» Quoted text
* * *
# Alexandroff Double Circle

We discuss the Alexandroff double circle, which is a compact and non-metrizable space. A theorem about the hereditarily normality of a product space $Y_1 \times Y_2$ is also discussed.

Let $C_1$ and $C_2$ be the two concentric circles centered at the origin with radii 1 and 2, respectively. Specifically $C_i=\left\{(x,y) \in \mathbb{R}^2: x^2 + y^2 =i \right\}$ where $i=1,2$. Let $X=C_1 \cup C_2$. Furthermore let $f:C_1 \rightarrow C_2$ be the natural homeomorphism. Figure 1 below shows the underlying set.

_______________________________________________________________
Figure 1 – Underlying Set

_______________________________________________________________

We define a topology on $X$ as follows:

• Points in $C_2$ are isolated.
• For each $x \in C_1$ and for each positive integer $j$, let $O(x,j)$ be the open arc in $C_1$ whose center contains $x$ and has length $\frac{1}{j}$ (in the Euclidean topology on $C_1$). For each $x \in C_1$, an open neighborhood is of the form $B(x,j)$ where
$\text{ }$

$B(x,j)=O(x,j) \cup (f(O(x,j))-\left\{f(x) \right\}$).

The following figure shows an open neighborhood at point in $C_1$.

_______________________________________________________________
Figure 2 – Open Neighborhood

___________________________________________________________________________________

A List of Results

It can be verified that the open neighborhoods defined above form a base for a topology on $X$. We discuss the following points about the Alexandroff double circle.

1. $X$ is a Hausdorff space.
2. $X$ is not separable.
3. $X$ is not hereditarily Lindelof.
4. $X$ is compact.
5. $X$ is sequentially compact.
6. $X$ is not metrizable.
7. $X$ is not perfectly normal.
8. $X$ is completely normal (and thus hereditarily normal).
9. $X \times X$ is not hereditarily normal.

The proof that $X \times X$ is not hereditarily normal can be generalized. We discuss this theorem after presenting the proof of Result 9.
* * *
» Objectives
a – From the Alexandroff double circle text, list every property that its list of results says the space $X$ itself does not have. Leave out the statement about $X \times X$.
b – State whether each statement agrees with the Alexandroff double circle text. Answer yes or no, and quote the words that decide it. (i) Every point of $C_2$ is isolated. (ii) The space $X$ fails to be compact. (iii) The proof that $X \times X$ is not hereditarily normal cannot be generalized.
c – Rewrite as a short list the paragraph of the Alexandroff double circle text that begins "We discuss the Alexandroff double circle", and keep its main facts.

» Supplied information
* * *
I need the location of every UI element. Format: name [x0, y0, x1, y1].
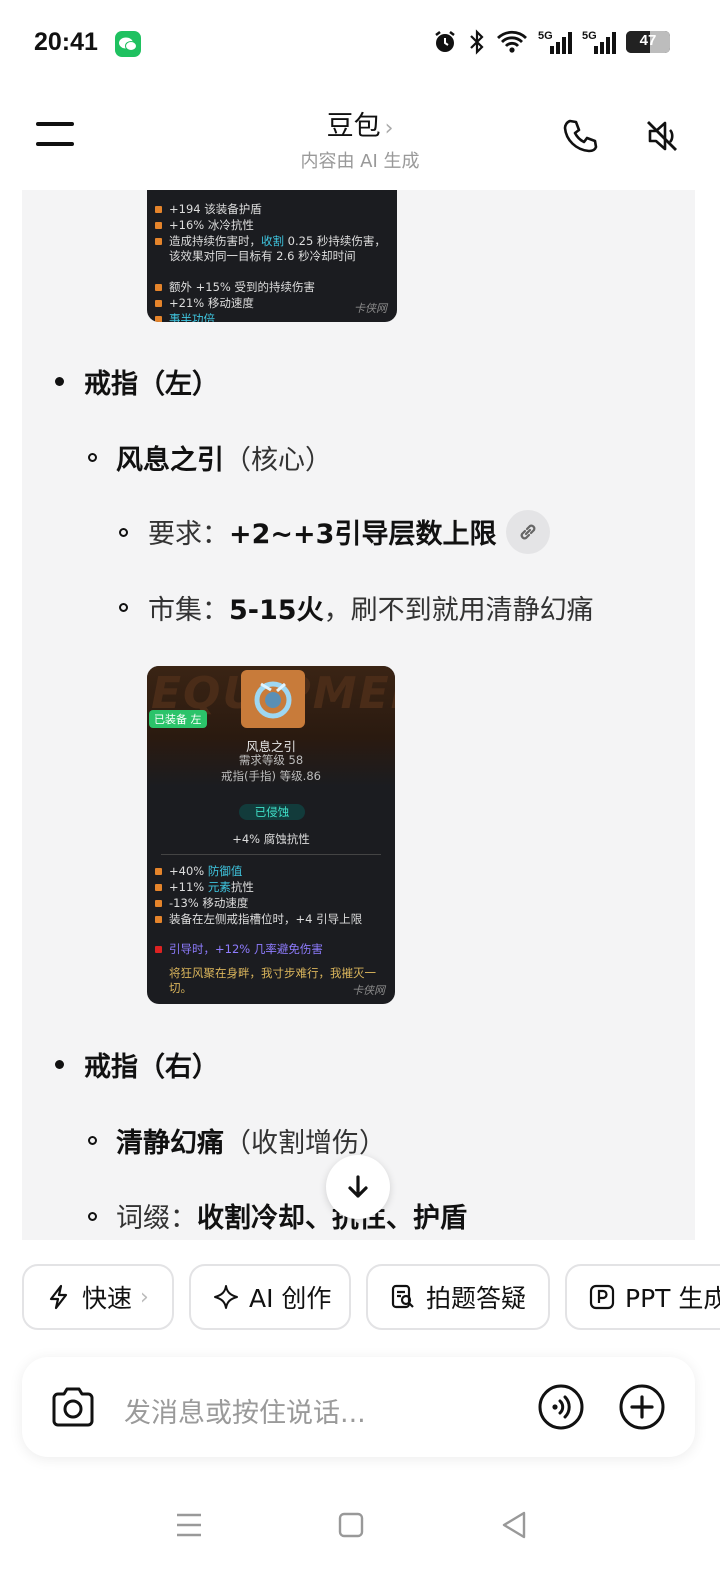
* * *
» Responses to the exercise
a –
- Separable
- Hereditarily Lindelof
- Metrizable
- Perfectly normal

b –
(i) Yes: "Points in $C_2$ are isolated."
(ii) No: "$X$ is compact."
(iii) No: "The proof that $X \times X$ is not hereditarily normal can be generalized."

c –
- Subject: the Alexandroff double circle
- The space is compact and non-metrizable
- Also covered: a theorem on the hereditary normality of a product space $Y_1 \times Y_2$